Repeat all entries exactly.
* begin STORED DATA *
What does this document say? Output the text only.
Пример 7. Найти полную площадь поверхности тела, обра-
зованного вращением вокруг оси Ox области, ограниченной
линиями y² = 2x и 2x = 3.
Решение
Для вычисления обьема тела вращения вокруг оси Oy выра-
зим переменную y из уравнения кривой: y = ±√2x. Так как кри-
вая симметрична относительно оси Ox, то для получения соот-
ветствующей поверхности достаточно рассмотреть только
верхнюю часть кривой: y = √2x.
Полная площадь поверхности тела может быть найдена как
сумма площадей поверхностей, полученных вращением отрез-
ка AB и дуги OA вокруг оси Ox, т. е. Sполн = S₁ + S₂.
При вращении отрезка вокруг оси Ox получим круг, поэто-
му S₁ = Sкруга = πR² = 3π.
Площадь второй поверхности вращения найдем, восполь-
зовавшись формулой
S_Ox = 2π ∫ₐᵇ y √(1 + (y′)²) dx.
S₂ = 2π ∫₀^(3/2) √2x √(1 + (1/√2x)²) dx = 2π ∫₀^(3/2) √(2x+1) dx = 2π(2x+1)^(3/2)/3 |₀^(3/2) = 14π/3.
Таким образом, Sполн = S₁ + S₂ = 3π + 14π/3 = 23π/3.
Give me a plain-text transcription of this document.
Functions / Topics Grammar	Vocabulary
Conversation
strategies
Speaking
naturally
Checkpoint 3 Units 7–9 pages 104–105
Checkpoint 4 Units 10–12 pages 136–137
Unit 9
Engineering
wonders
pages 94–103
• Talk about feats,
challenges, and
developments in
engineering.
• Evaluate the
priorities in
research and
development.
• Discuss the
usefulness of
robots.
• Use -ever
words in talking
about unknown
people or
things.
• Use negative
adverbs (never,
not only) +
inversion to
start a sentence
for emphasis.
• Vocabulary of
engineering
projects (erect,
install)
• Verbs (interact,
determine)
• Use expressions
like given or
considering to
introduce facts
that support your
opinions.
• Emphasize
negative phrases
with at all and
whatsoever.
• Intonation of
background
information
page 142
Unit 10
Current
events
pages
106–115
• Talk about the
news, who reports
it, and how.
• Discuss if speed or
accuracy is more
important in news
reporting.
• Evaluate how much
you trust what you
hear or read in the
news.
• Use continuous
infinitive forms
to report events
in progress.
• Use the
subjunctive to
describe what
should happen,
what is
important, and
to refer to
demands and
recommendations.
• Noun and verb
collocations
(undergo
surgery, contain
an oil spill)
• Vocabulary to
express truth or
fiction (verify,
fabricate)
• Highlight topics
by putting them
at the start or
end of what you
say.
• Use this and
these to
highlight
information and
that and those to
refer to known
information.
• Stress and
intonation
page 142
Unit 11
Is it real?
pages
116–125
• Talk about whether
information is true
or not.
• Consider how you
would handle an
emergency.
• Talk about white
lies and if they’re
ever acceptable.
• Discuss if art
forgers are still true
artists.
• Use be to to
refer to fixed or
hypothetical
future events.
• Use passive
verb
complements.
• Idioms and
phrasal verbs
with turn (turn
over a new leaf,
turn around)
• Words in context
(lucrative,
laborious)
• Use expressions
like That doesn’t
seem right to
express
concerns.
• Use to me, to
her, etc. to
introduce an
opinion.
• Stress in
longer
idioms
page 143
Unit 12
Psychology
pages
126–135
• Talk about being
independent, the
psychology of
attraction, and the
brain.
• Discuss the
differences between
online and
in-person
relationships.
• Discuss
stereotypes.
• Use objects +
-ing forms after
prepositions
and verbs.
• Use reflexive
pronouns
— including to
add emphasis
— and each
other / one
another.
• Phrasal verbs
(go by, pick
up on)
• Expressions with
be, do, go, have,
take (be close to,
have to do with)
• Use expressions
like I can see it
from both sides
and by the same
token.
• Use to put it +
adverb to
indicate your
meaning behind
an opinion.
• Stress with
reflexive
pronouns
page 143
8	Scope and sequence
* end STORED DATA *
**TASK RESULT:**
What does this document say? Output the text only.
Пример 7. Найти полную площадь поверхности тела, обра-
зованного вращением вокруг оси Ox области, ограниченной
линиями y² = 2x и 2x = 3.
Решение
Для вычисления обьема тела вращения вокруг оси Oy выра-
зим переменную y из уравнения кривой: y = ±√2x. Так как кри-
вая симметрична относительно оси Ox, то для получения соот-
ветствующей поверхности достаточно рассмотреть только
верхнюю часть кривой: y = √2x.
Полная площадь поверхности тела может быть найдена как
сумма площадей поверхностей, полученных вращением отрез-
ка AB и дуги OA вокруг оси Ox, т. е. Sполн = S₁ + S₂.
При вращении отрезка вокруг оси Ox получим круг, поэто-
му S₁ = Sкруга = πR² = 3π.
Площадь второй поверхности вращения найдем, восполь-
зовавшись формулой
S_Ox = 2π ∫ₐᵇ y √(1 + (y′)²) dx.
S₂ = 2π ∫₀^(3/2) √2x √(1 + (1/√2x)²) dx = 2π ∫₀^(3/2) √(2x+1) dx = 2π(2x+1)^(3/2)/3 |₀^(3/2) = 14π/3.
Таким образом, Sполн = S₁ + S₂ = 3π + 14π/3 = 23π/3.
Give me a plain-text transcription of this document.
Functions / Topics Grammar	Vocabulary
Conversation
strategies
Speaking
naturally
Checkpoint 3 Units 7–9 pages 104–105
Checkpoint 4 Units 10–12 pages 136–137
Unit 9
Engineering
wonders
pages 94–103
• Talk about feats,
challenges, and
developments in
engineering.
• Evaluate the
priorities in
research and
development.
• Discuss the
usefulness of
robots.
• Use -ever
words in talking
about unknown
people or
things.
• Use negative
adverbs (never,
not only) +
inversion to
start a sentence
for emphasis.
• Vocabulary of
engineering
projects (erect,
install)
• Verbs (interact,
determine)
• Use expressions
like given or
considering to
introduce facts
that support your
opinions.
• Emphasize
negative phrases
with at all and
whatsoever.
• Intonation of
background
information
page 142
Unit 10
Current
events
pages
106–115
• Talk about the
news, who reports
it, and how.
• Discuss if speed or
accuracy is more
important in news
reporting.
• Evaluate how much
you trust what you
hear or read in the
news.
• Use continuous
infinitive forms
to report events
in progress.
• Use the
subjunctive to
describe what
should happen,
what is
important, and
to refer to
demands and
recommendations.
• Noun and verb
collocations
(undergo
surgery, contain
an oil spill)
• Vocabulary to
express truth or
fiction (verify,
fabricate)
• Highlight topics
by putting them
at the start or
end of what you
say.
• Use this and
these to
highlight
information and
that and those to
refer to known
information.
• Stress and
intonation
page 142
Unit 11
Is it real?
pages
116–125
• Talk about whether
information is true
or not.
• Consider how you
would handle an
emergency.
• Talk about white
lies and if they’re
ever acceptable.
• Discuss if art
forgers are still true
artists.
• Use be to to
refer to fixed or
hypothetical
future events.
• Use passive
verb
complements.
• Idioms and
phrasal verbs
with turn (turn
over a new leaf,
turn around)
• Words in context
(lucrative,
laborious)
• Use expressions
like That doesn’t
seem right to
express
concerns.
• Use to me, to
her, etc. to
introduce an
opinion.
• Stress in
longer
idioms
page 143
Unit 12
Psychology
pages
126–135
• Talk about being
independent, the
psychology of
attraction, and the
brain.
• Discuss the
differences between
online and
in-person
relationships.
• Discuss
stereotypes.
• Use objects +
-ing forms after
prepositions
and verbs.
• Use reflexive
pronouns
— including to
add emphasis
— and each
other / one
another.
• Phrasal verbs
(go by, pick
up on)
• Expressions with
be, do, go, have,
take (be close to,
have to do with)
• Use expressions
like I can see it
from both sides
and by the same
token.
• Use to put it +
adverb to
indicate your
meaning behind
an opinion.
• Stress with
reflexive
pronouns
page 143
8	Scope and sequence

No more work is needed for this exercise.